- [Goal]: Find the lines holding the word "作文大全接口" and collect them.

-=-=-

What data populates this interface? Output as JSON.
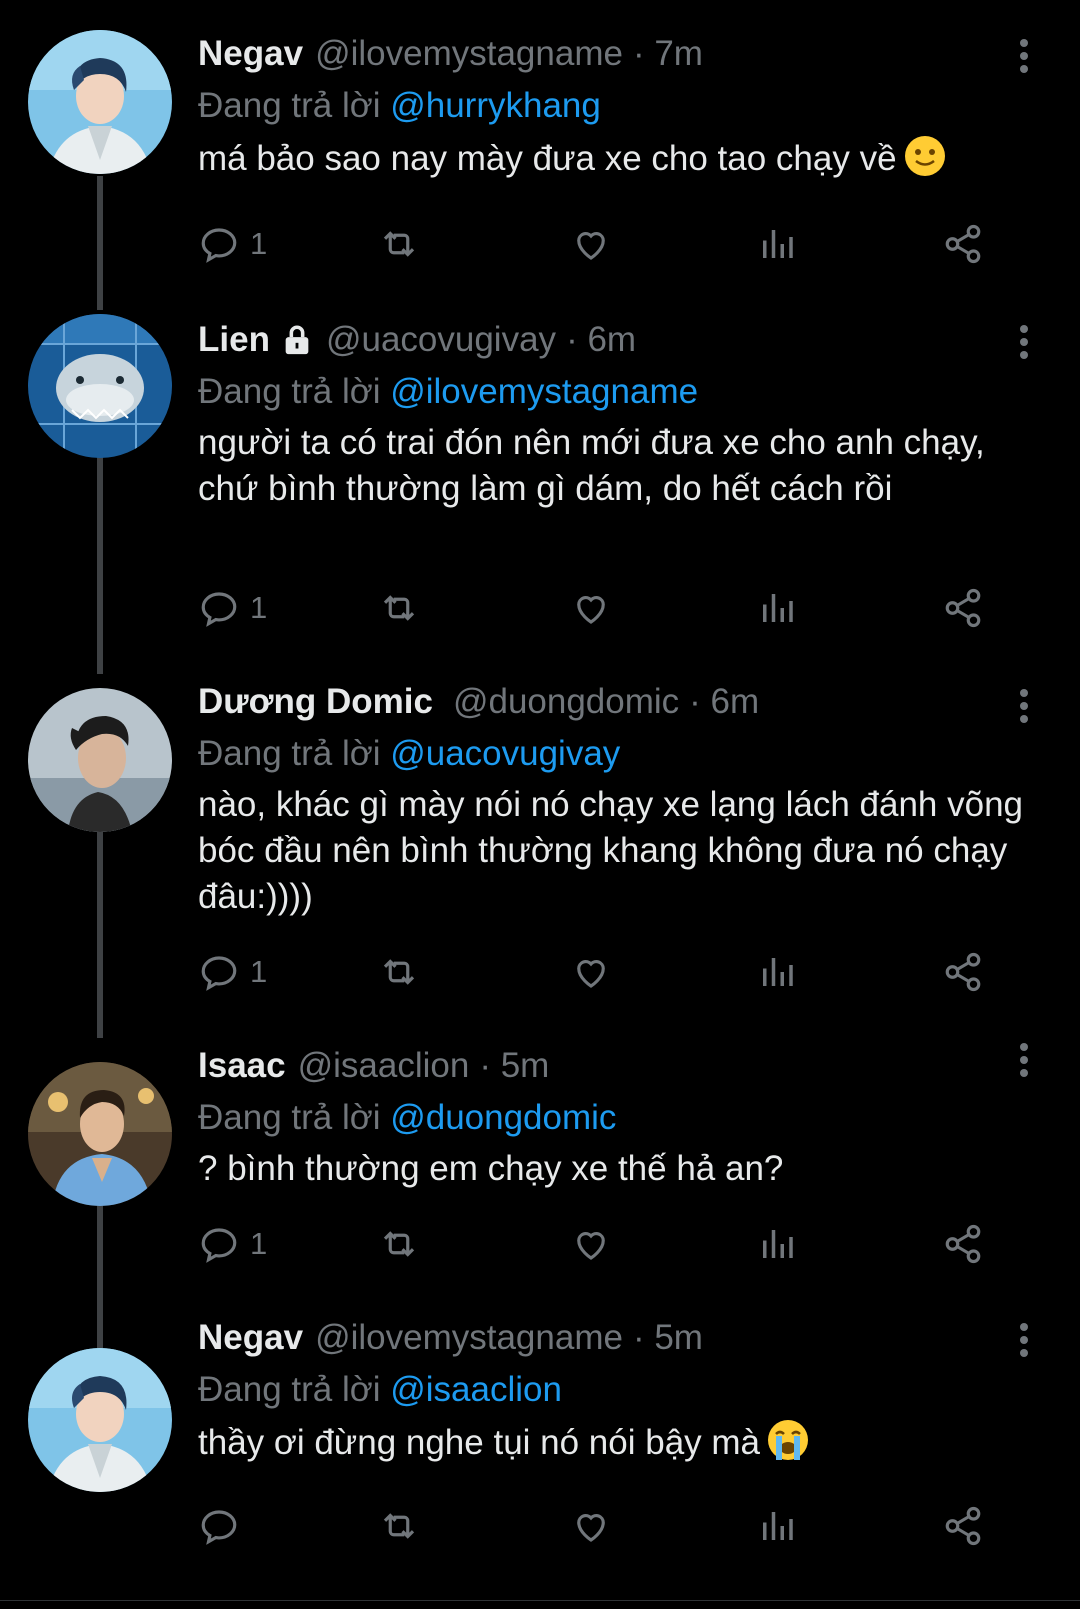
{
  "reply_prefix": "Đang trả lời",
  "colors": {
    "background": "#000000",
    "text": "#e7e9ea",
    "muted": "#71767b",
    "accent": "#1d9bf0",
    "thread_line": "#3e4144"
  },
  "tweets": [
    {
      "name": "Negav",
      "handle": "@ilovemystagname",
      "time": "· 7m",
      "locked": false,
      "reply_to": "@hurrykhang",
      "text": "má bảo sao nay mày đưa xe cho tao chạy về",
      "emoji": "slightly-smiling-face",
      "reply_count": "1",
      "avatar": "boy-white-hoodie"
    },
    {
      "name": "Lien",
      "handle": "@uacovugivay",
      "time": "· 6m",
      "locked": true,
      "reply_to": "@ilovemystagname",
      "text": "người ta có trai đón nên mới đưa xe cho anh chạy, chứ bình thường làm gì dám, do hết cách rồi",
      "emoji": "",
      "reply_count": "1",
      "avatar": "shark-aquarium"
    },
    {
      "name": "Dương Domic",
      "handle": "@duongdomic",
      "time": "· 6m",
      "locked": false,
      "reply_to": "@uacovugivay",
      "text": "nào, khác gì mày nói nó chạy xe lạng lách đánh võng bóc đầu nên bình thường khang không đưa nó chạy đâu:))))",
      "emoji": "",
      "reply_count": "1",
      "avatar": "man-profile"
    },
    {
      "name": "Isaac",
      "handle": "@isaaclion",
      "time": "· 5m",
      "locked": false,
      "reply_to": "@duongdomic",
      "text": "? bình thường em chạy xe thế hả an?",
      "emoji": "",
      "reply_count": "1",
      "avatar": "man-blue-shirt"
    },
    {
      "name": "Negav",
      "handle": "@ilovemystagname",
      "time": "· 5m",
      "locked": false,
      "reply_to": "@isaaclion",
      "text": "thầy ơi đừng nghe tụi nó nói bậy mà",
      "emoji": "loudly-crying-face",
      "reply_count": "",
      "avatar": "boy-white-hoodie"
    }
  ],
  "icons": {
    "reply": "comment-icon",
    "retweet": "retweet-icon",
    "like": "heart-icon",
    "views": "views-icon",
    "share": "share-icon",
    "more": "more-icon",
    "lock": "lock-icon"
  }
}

-=-=-

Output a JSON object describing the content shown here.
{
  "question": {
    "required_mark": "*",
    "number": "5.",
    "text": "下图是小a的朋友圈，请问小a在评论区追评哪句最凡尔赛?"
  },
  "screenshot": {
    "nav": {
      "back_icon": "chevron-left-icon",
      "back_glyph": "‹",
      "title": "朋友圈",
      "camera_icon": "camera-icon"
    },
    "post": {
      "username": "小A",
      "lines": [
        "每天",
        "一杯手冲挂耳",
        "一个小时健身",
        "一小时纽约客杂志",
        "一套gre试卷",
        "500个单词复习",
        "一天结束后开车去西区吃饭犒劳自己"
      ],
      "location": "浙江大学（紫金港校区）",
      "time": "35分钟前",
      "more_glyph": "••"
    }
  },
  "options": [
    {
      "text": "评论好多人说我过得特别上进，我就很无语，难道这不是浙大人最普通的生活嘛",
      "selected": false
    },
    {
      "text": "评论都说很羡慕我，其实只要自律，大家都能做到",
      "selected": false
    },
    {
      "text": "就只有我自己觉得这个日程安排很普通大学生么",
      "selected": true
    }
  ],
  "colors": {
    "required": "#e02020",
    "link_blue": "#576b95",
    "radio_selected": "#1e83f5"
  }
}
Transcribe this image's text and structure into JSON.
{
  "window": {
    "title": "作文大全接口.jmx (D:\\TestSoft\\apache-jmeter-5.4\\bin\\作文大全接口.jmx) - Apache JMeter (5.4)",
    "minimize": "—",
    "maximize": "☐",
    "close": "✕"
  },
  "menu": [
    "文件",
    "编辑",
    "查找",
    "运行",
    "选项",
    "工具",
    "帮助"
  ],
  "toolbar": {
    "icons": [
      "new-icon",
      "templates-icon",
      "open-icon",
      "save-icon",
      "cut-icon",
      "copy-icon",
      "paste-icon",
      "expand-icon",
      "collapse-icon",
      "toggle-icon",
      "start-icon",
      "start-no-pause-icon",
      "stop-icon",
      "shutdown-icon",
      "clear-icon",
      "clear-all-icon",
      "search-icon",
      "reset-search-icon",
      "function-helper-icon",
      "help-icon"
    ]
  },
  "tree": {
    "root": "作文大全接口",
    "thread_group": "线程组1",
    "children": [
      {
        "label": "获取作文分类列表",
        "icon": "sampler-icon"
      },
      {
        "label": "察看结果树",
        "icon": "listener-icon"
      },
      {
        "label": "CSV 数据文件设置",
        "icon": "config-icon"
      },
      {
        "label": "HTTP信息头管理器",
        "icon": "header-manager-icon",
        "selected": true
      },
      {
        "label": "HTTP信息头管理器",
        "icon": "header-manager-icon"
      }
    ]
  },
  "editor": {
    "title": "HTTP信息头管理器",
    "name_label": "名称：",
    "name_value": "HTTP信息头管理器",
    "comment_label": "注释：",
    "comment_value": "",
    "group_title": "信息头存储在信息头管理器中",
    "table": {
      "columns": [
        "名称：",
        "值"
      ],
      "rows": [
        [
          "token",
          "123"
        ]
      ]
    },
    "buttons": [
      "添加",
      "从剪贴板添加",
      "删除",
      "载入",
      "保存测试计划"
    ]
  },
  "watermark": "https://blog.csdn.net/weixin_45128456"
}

-=-=-

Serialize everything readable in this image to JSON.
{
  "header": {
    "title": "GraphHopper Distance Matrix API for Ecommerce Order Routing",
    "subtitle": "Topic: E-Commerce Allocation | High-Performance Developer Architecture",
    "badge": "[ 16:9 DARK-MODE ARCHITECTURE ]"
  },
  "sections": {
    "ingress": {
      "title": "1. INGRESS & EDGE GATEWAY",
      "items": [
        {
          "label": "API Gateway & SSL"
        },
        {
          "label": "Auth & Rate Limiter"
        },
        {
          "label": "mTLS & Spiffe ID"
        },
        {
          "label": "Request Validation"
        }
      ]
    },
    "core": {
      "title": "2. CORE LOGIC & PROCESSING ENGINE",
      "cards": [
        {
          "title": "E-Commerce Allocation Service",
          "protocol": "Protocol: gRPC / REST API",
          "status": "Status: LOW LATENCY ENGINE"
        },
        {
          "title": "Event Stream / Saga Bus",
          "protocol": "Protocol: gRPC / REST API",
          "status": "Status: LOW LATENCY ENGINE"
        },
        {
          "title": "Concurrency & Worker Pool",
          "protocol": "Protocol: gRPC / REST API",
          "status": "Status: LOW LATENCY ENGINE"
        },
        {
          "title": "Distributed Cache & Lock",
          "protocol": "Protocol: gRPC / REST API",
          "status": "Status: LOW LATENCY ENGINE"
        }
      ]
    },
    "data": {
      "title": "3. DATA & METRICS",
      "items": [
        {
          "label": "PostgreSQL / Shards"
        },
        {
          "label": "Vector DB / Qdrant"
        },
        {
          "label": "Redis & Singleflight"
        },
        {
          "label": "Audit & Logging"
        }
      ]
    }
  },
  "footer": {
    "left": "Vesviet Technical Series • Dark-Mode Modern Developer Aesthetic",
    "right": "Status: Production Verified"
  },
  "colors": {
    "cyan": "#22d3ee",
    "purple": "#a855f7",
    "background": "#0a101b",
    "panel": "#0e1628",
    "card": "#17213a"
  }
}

-=-=-

- [Solution to this problem]:
    "title": "作文大全接口.jmx (D:\\TestSoft\\apache-jmeter-5.4\\bin\\作文大全接口.jmx) - Apache JMeter (5.4)",
    "root": "作文大全接口",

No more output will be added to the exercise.